RECORDS PROVIDED -
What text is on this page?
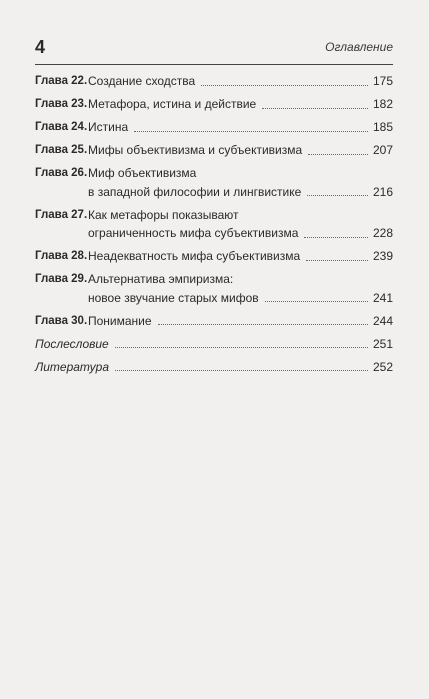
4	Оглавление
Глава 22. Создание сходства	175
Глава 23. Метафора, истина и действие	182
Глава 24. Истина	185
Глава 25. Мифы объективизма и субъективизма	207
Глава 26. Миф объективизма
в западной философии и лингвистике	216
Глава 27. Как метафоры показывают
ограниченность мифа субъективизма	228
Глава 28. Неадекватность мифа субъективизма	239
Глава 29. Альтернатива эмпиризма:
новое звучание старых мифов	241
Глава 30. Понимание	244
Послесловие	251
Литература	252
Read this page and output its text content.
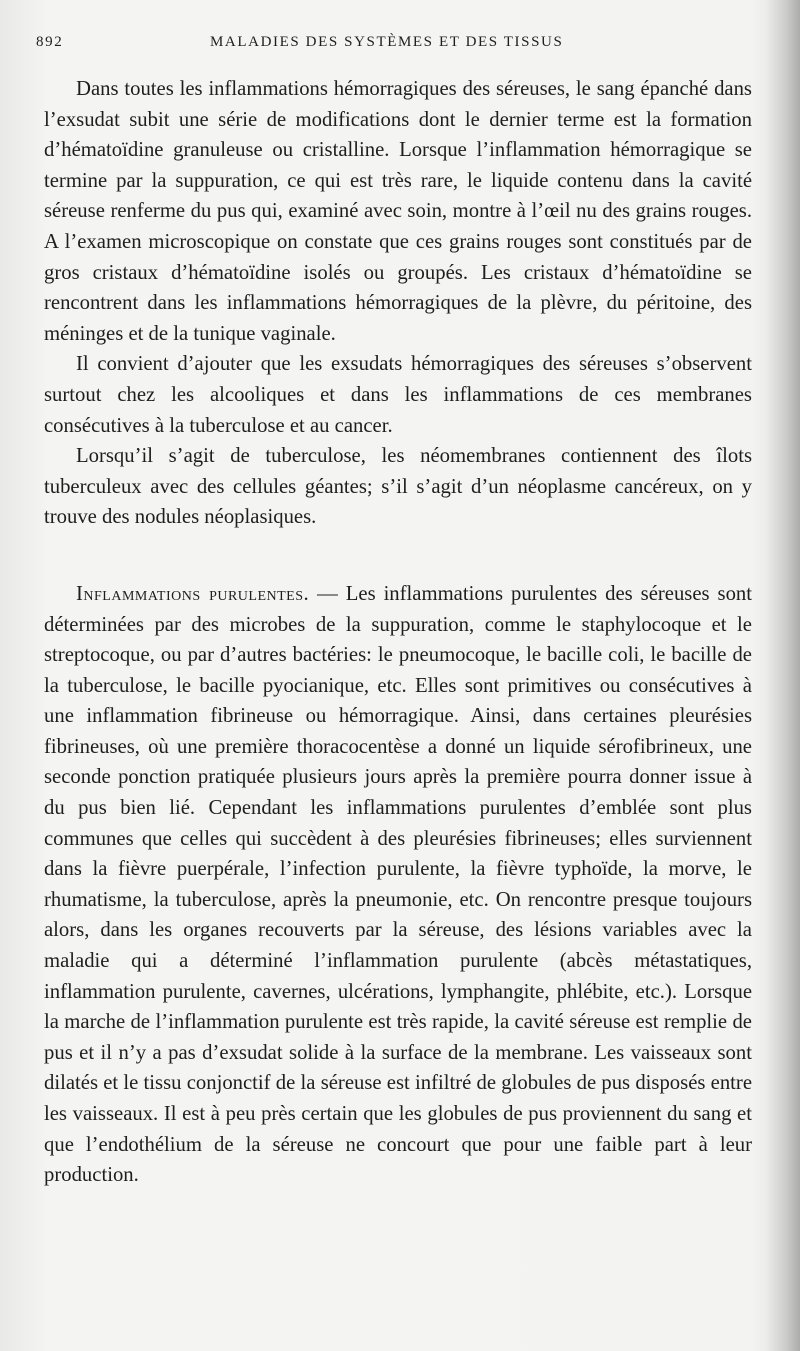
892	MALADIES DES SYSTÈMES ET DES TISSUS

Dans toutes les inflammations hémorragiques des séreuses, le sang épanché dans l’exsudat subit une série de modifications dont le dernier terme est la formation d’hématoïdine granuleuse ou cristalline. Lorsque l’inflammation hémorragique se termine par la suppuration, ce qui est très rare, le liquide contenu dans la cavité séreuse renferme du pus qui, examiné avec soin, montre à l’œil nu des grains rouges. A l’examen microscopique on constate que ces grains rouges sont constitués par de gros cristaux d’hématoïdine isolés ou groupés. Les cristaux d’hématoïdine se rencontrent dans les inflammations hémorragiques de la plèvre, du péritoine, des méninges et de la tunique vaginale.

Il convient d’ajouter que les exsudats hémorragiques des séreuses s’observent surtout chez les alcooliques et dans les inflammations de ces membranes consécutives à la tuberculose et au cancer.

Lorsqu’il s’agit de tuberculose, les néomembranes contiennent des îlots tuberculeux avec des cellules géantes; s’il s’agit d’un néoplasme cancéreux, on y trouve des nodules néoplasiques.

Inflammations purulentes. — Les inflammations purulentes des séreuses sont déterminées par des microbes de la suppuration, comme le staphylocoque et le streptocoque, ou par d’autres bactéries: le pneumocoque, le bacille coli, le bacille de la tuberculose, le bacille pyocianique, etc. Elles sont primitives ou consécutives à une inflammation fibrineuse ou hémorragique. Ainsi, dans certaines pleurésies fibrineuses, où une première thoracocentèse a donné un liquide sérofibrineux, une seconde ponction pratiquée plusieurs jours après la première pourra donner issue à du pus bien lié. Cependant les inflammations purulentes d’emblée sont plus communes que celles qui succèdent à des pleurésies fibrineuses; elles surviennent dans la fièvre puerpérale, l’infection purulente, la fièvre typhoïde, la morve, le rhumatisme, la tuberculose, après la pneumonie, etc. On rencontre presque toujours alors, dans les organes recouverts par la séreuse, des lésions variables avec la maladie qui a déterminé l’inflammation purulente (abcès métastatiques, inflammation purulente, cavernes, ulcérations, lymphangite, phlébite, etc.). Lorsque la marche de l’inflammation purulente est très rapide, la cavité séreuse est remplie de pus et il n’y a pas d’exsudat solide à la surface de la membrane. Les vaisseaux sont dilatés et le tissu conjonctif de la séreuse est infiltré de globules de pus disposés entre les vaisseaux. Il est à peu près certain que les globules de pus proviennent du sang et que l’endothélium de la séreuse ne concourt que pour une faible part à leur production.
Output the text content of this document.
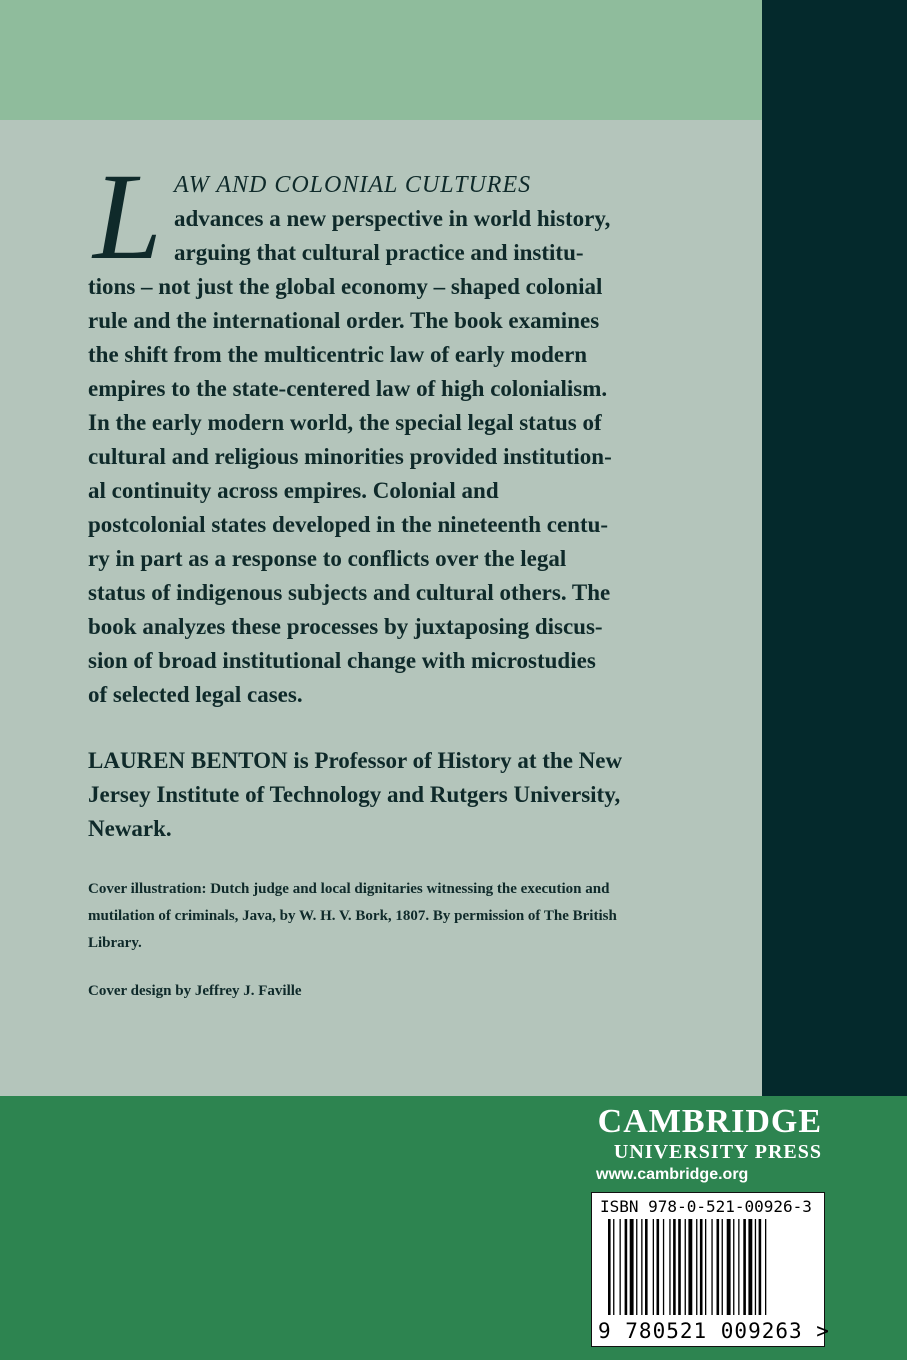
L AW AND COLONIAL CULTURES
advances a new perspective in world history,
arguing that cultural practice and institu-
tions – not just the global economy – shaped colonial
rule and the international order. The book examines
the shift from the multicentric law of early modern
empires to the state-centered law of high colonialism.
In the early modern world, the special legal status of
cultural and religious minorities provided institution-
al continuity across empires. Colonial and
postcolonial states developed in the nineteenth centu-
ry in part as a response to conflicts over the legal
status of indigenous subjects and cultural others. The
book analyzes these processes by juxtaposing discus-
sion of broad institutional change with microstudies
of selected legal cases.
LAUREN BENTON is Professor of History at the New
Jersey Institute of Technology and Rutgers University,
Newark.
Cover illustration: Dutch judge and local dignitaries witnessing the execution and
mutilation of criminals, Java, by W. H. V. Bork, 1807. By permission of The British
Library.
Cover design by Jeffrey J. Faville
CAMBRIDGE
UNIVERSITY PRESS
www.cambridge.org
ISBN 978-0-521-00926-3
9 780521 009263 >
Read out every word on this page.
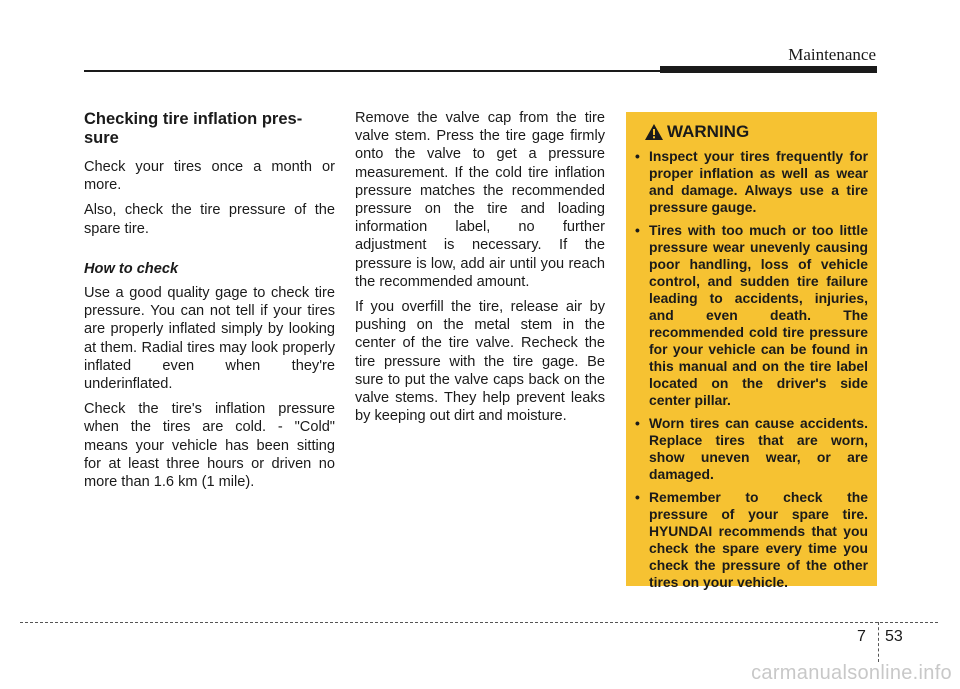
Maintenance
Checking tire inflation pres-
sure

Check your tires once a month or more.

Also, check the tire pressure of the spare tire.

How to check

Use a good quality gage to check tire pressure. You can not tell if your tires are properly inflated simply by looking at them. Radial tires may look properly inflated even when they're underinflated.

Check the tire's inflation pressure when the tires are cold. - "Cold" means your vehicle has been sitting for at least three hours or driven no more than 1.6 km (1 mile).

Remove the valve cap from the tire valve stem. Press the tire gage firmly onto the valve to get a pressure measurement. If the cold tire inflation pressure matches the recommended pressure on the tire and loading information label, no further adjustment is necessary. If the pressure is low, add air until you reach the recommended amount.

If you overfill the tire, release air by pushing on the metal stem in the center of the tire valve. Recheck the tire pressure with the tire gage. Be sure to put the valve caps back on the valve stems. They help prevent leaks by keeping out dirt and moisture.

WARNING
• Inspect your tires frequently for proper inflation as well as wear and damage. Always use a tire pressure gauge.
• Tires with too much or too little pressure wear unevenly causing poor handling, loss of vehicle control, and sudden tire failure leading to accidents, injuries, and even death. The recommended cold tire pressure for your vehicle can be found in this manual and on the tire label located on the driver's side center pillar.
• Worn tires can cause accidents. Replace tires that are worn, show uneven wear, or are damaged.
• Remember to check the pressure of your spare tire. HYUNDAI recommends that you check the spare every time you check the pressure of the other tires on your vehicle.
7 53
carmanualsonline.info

BRIEF -
Looking at the records above, tally the lines holding "субъективизма" and reply with that number only.

FINAL ANSWER -
3